━━ RECORDS FOR THE TASK

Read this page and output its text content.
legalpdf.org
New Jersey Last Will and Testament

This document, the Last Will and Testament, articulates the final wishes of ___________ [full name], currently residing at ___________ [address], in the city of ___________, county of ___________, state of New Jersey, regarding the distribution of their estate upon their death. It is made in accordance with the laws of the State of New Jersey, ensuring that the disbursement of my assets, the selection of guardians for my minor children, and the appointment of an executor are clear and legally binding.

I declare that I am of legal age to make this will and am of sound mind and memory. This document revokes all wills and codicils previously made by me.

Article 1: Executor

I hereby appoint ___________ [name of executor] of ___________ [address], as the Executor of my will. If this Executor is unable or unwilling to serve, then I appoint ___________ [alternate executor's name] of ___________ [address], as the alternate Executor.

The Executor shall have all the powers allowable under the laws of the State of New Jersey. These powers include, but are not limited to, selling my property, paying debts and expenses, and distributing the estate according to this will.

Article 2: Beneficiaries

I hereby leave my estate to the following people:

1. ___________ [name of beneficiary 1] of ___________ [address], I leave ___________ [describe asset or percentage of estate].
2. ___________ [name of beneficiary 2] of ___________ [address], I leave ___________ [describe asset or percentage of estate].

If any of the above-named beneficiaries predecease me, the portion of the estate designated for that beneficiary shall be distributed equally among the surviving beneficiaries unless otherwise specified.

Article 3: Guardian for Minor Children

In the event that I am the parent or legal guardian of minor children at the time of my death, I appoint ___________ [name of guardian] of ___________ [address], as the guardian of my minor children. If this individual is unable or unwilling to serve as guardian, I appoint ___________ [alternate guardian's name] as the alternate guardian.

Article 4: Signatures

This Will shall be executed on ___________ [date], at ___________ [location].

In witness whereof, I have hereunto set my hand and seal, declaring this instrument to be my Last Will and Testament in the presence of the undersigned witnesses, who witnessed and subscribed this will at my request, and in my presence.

━━━━

→ WHAT YOU WILL DO: Gather each line of the listing that holds the string "Article".

→ FINAL RESULT:
Article 1: Executor
Article 2: Beneficiaries
Article 3: Guardian for Minor Children
Article 4: Signatures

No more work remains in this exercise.